What you will do:
A - In the article about the Texas death row chaplain, on what date did Brazzil witness his first execution?
B - Continue the article about the Texas death row chaplain from its final sentence.

Death row chaplain is last contact for the condemned in Texas

Posted: Friday, October 06, 2000

HUNTSVILLE, Texas (AP) -- For some of the most vilified people in Texas, the comforting right hand of Jim Brazzil is their last human touch before they slip into unconsciousness and die.

''You watch that man take his last breath, and you watch his eyes set and they just have that blank stare ... You can see his shirt pounding, then all of a sudden you see it begin to slow and then it stops,'' said Brazzil, a Southern Baptist minister who for five years has been chaplain at the state prison that houses Texas' death chamber.

''The intensity of that moment -- sometimes you can feel the spirit leave -- I don't know how to describe it.''

Brazzil has prayed, laughed and cried with more than 130 murderers executed by the Texas Department of Criminal Justice.

The busiest death house minister in the country, he shrugs off the scrutiny paid to Texas' aggressive execution pace and the role of Gov. George W. Bush, the GOP presidential candidate. ''The politics don't make any difference to me,'' he said.

What does matter is helping the person facing lethal injection.

''If I'm not in there, he's going to be by himself and I believe I can make a difference in his life just by loving him,'' said Brazzil, a 50-year-old father of three and grandfather of four.

''And I've had victims' families get angry with me because I've taken that position.''

The condemned inmate -- a needle in each arm -- is secured with cream-colored leather belts to the steel table. A warden stands close to the inmate's head. Brazzil is near the feet, his hand resting on the inmate's right leg between the ankle and knee.

''I feel his heart, I feel him tremble,'' Brazzil said. ''When that last moment is gone, he enters into the presence of God.''

Convicted killer John Satterwhite spent several hours with Brazzil shortly before he was executed in September.

''He's helped me in a whole lot of ways spiritually,'' Satterwhite told The Associated Press less than an hour before his execution. ''He's wonderful. You can't get a better person. I'm at peace.''

Born in Temple, Brazzil studied at Howard Payne University in Brownwood and Southwestern Baptist Theological Seminary in Fort Worth. After taking up church postings, he was drawn to volunteer ministry in county jails, and once, on a church-sponsored trip to the Ukraine, he preached at 11 prisons.

''I came back home with a firm commitment I really wanted to go into prison work,'' he said.

Two years later, he took a 50 percent pay cut to become a state prison chaplain.

He witnessed his first execution on Sept. 19, 1995, at the Huntsville Unit, commonly known as ''The Walls.'' Condemned murderer Carl Johnson, proclaiming innocence but saying he had found peace, received injection for gunning down a security guard at a Houston supermarket almost 17 years earlier.

''I felt like I had finally found a niche,'' said Brazzil, now in charge of prison chaplains over a wide area of East and North Texas.

Jim Willet, the Huntsville Unit warden, said Brazzil helps the inmates make it through their final day.

''He communicates with the inmate and he prefers approaching them through Christianity,'' Willet said. ''But if they're not willing, he's just willing to be a person available.''

Brazzil generally will go to the Terrell Unit, about 45 miles east of Huntsville where death row inmates are housed, a day or two before a scheduled execution to introduce himself to the condemned prisoner.

Layout entries
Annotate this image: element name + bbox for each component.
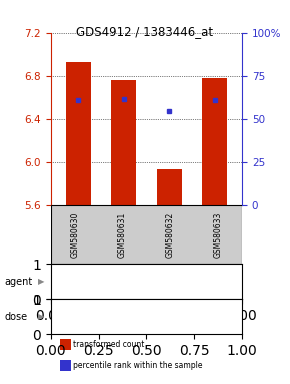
Bar bbox=[51, 299, 99, 334]
Bar bbox=[99, 299, 146, 334]
Bar bbox=[146, 205, 194, 264]
Text: 1 uM: 1 uM bbox=[160, 312, 181, 321]
Text: DMSO: DMSO bbox=[205, 277, 231, 286]
Text: GSM580630: GSM580630 bbox=[70, 211, 79, 258]
Bar bbox=[146, 264, 194, 299]
Text: 5 uM: 5 uM bbox=[64, 312, 85, 321]
Text: agent: agent bbox=[4, 276, 32, 286]
Text: retinoic
acid: retinoic acid bbox=[155, 272, 186, 291]
Bar bbox=[157, 169, 182, 205]
Bar bbox=[99, 205, 146, 264]
Bar bbox=[51, 264, 146, 299]
Bar bbox=[111, 80, 136, 205]
Bar bbox=[194, 264, 242, 299]
Text: dose: dose bbox=[4, 311, 28, 321]
Bar bbox=[66, 62, 90, 205]
Bar bbox=[60, 360, 71, 371]
Text: GSM580631: GSM580631 bbox=[118, 211, 127, 258]
Text: GDS4912 / 1383446_at: GDS4912 / 1383446_at bbox=[77, 25, 213, 38]
Bar bbox=[202, 78, 227, 205]
Bar bbox=[194, 299, 242, 334]
Text: ▶: ▶ bbox=[38, 312, 44, 321]
Text: KHS101: KHS101 bbox=[82, 277, 115, 286]
Text: GSM580632: GSM580632 bbox=[166, 211, 175, 258]
Bar bbox=[60, 339, 71, 350]
Text: ▶: ▶ bbox=[38, 277, 44, 286]
Text: 1.7 uM: 1.7 uM bbox=[108, 312, 137, 321]
Text: transformed count: transformed count bbox=[73, 340, 144, 349]
Text: GSM580633: GSM580633 bbox=[214, 211, 223, 258]
Bar bbox=[194, 205, 242, 264]
Bar bbox=[51, 205, 99, 264]
Text: percentile rank within the sample: percentile rank within the sample bbox=[73, 361, 202, 370]
Text: 0.1 %: 0.1 % bbox=[206, 312, 230, 321]
Bar bbox=[146, 299, 194, 334]
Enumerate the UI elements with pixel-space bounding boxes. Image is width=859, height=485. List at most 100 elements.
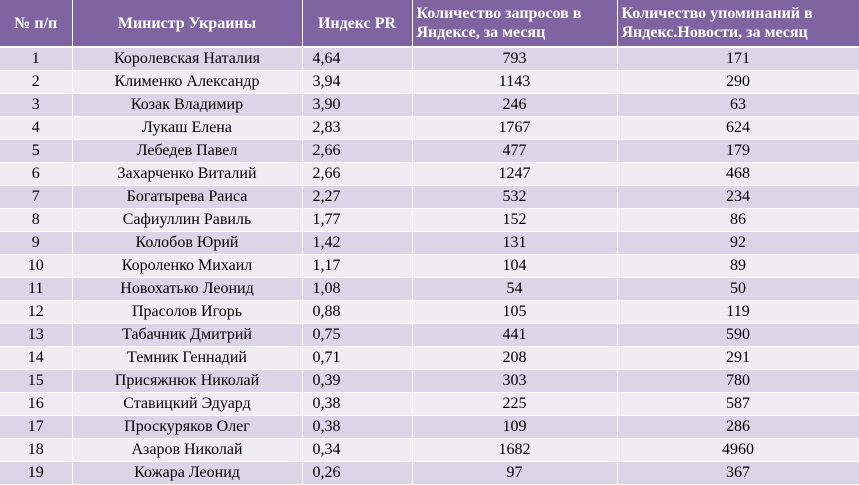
cell-pr-index: 1,42 bbox=[302, 231, 413, 255]
cell-minister-name: Колобов Юрий bbox=[72, 231, 303, 255]
cell-number: 9 bbox=[0, 231, 73, 255]
cell-minister-name: Сафиуллин Равиль bbox=[72, 208, 303, 232]
cell-queries: 477 bbox=[412, 139, 618, 163]
cell-minister-name: Присяжнюк Николай bbox=[72, 369, 303, 393]
cell-minister-name: Клименко Александр bbox=[72, 70, 303, 94]
cell-pr-index: 2,66 bbox=[302, 162, 413, 186]
cell-pr-index: 4,64 bbox=[302, 47, 413, 71]
cell-queries: 1247 bbox=[412, 162, 618, 186]
cell-queries: 532 bbox=[412, 185, 618, 209]
cell-minister-name: Табачник Дмитрий bbox=[72, 323, 303, 347]
table-body: 1 Королевская Наталия 4,64 793 171 2 Клименко … bbox=[0, 47, 859, 485]
table-row: 2 Клименко Александр 3,94 1143 290 bbox=[0, 70, 859, 94]
header-row: № п/п Министр Украины Индекс PR Количест… bbox=[0, 0, 859, 48]
cell-mentions: 291 bbox=[617, 346, 859, 370]
table-header: № п/п Министр Украины Индекс PR Количест… bbox=[0, 0, 859, 48]
cell-number: 18 bbox=[0, 438, 73, 462]
cell-number: 6 bbox=[0, 162, 73, 186]
cell-minister-name: Богатырева Раиса bbox=[72, 185, 303, 209]
cell-number: 8 bbox=[0, 208, 73, 232]
cell-queries: 793 bbox=[412, 47, 618, 71]
cell-mentions: 590 bbox=[617, 323, 859, 347]
cell-mentions: 286 bbox=[617, 415, 859, 439]
cell-minister-name: Короленко Михаил bbox=[72, 254, 303, 278]
table-row: 1 Королевская Наталия 4,64 793 171 bbox=[0, 47, 859, 71]
cell-number: 11 bbox=[0, 277, 73, 301]
cell-queries: 54 bbox=[412, 277, 618, 301]
cell-mentions: 290 bbox=[617, 70, 859, 94]
header-queries: Количество запросов в Яндексе, за месяц bbox=[412, 0, 618, 48]
cell-number: 3 bbox=[0, 93, 73, 117]
table-row: 12 Прасолов Игорь 0,88 105 119 bbox=[0, 300, 859, 324]
table-row: 19 Кожара Леонид 0,26 97 367 bbox=[0, 461, 859, 485]
cell-number: 12 bbox=[0, 300, 73, 324]
cell-queries: 152 bbox=[412, 208, 618, 232]
cell-mentions: 50 bbox=[617, 277, 859, 301]
table-row: 11 Новохатько Леонид 1,08 54 50 bbox=[0, 277, 859, 301]
cell-number: 5 bbox=[0, 139, 73, 163]
cell-queries: 131 bbox=[412, 231, 618, 255]
cell-pr-index: 0,88 bbox=[302, 300, 413, 324]
cell-queries: 97 bbox=[412, 461, 618, 485]
table-row: 10 Короленко Михаил 1,17 104 89 bbox=[0, 254, 859, 278]
cell-mentions: 63 bbox=[617, 93, 859, 117]
cell-number: 4 bbox=[0, 116, 73, 140]
cell-pr-index: 0,34 bbox=[302, 438, 413, 462]
table-row: 4 Лукаш Елена 2,83 1767 624 bbox=[0, 116, 859, 140]
cell-number: 1 bbox=[0, 47, 73, 71]
cell-mentions: 624 bbox=[617, 116, 859, 140]
cell-pr-index: 3,90 bbox=[302, 93, 413, 117]
cell-minister-name: Проскуряков Олег bbox=[72, 415, 303, 439]
cell-queries: 303 bbox=[412, 369, 618, 393]
cell-minister-name: Темник Геннадий bbox=[72, 346, 303, 370]
cell-queries: 246 bbox=[412, 93, 618, 117]
cell-minister-name: Лебедев Павел bbox=[72, 139, 303, 163]
table-row: 18 Азаров Николай 0,34 1682 4960 bbox=[0, 438, 859, 462]
cell-mentions: 89 bbox=[617, 254, 859, 278]
table-row: 15 Присяжнюк Николай 0,39 303 780 bbox=[0, 369, 859, 393]
cell-queries: 1767 bbox=[412, 116, 618, 140]
cell-mentions: 587 bbox=[617, 392, 859, 416]
table-row: 7 Богатырева Раиса 2,27 532 234 bbox=[0, 185, 859, 209]
cell-queries: 441 bbox=[412, 323, 618, 347]
cell-mentions: 4960 bbox=[617, 438, 859, 462]
cell-queries: 105 bbox=[412, 300, 618, 324]
table-row: 5 Лебедев Павел 2,66 477 179 bbox=[0, 139, 859, 163]
cell-minister-name: Захарченко Виталий bbox=[72, 162, 303, 186]
cell-minister-name: Новохатько Леонид bbox=[72, 277, 303, 301]
header-mentions: Количество упоминаний в Яндекс.Новости, … bbox=[617, 0, 859, 48]
cell-mentions: 86 bbox=[617, 208, 859, 232]
cell-number: 15 bbox=[0, 369, 73, 393]
cell-mentions: 780 bbox=[617, 369, 859, 393]
cell-number: 10 bbox=[0, 254, 73, 278]
cell-queries: 225 bbox=[412, 392, 618, 416]
table-row: 6 Захарченко Виталий 2,66 1247 468 bbox=[0, 162, 859, 186]
cell-pr-index: 3,94 bbox=[302, 70, 413, 94]
cell-mentions: 119 bbox=[617, 300, 859, 324]
table-row: 14 Темник Геннадий 0,71 208 291 bbox=[0, 346, 859, 370]
cell-mentions: 468 bbox=[617, 162, 859, 186]
cell-mentions: 234 bbox=[617, 185, 859, 209]
cell-minister-name: Козак Владимир bbox=[72, 93, 303, 117]
cell-number: 19 bbox=[0, 461, 73, 485]
cell-pr-index: 1,77 bbox=[302, 208, 413, 232]
cell-mentions: 92 bbox=[617, 231, 859, 255]
cell-number: 13 bbox=[0, 323, 73, 347]
cell-minister-name: Прасолов Игорь bbox=[72, 300, 303, 324]
cell-number: 14 bbox=[0, 346, 73, 370]
table-row: 16 Ставицкий Эдуард 0,38 225 587 bbox=[0, 392, 859, 416]
cell-minister-name: Кожара Леонид bbox=[72, 461, 303, 485]
cell-pr-index: 2,66 bbox=[302, 139, 413, 163]
header-number: № п/п bbox=[0, 0, 73, 48]
cell-pr-index: 0,75 bbox=[302, 323, 413, 347]
cell-pr-index: 0,38 bbox=[302, 415, 413, 439]
cell-minister-name: Королевская Наталия bbox=[72, 47, 303, 71]
table-row: 8 Сафиуллин Равиль 1,77 152 86 bbox=[0, 208, 859, 232]
cell-queries: 1143 bbox=[412, 70, 618, 94]
cell-pr-index: 1,17 bbox=[302, 254, 413, 278]
cell-pr-index: 0,38 bbox=[302, 392, 413, 416]
table-row: 17 Проскуряков Олег 0,38 109 286 bbox=[0, 415, 859, 439]
cell-pr-index: 2,27 bbox=[302, 185, 413, 209]
table-row: 9 Колобов Юрий 1,42 131 92 bbox=[0, 231, 859, 255]
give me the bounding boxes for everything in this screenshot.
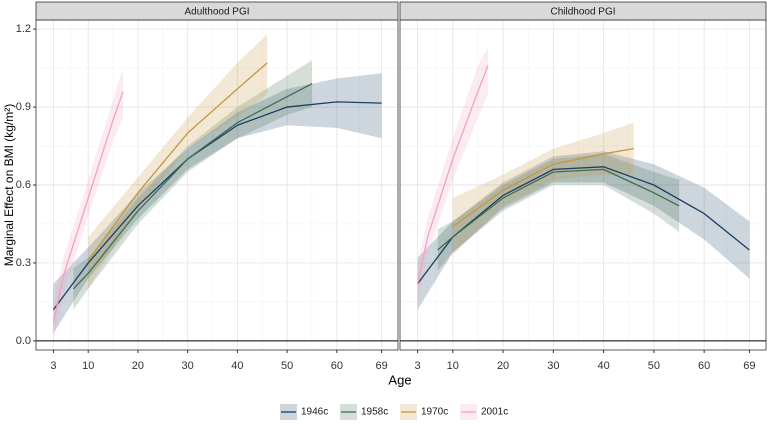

Task answers:
A - Sept. 19, 1995.

B -
''I want him to see my face,'' he said. ''All they know is you're that 'killing chaplain' from over at The Walls.''

It's one of several nicknames given to Brazzil, who also acknowledges being known as the ''sinister minister'' or ''cardinal of the chamber.''

On execution day, they meet again and he introduces the prison staff when the inmate arrives at a holding cell adjacent to the death chamber at The Walls.

''I talk through the bars,'' Brazzil said. ''The most frustrating part to me is when he has something working in the courts. His lawyers have always said: 'Don't say anything to anybody and don't discuss your case with anybody.' He comes over here and that's on his mind and he's not ready to deal with his spiritual realm and not really ready to face death.

''When he hears from the courts and hears he's been denied, my time is very short. But that's the very most productive time I have, when reality hits.''

Besides addressing spiritual needs, he tries to calm the prisoner.

''He helps the officers as much as the inmate,'' said Maj. Kenneth Dean, who oversees many procedures that precede an execution. ''Just his presence kind of soothes everybody.''

What do inmates say to him?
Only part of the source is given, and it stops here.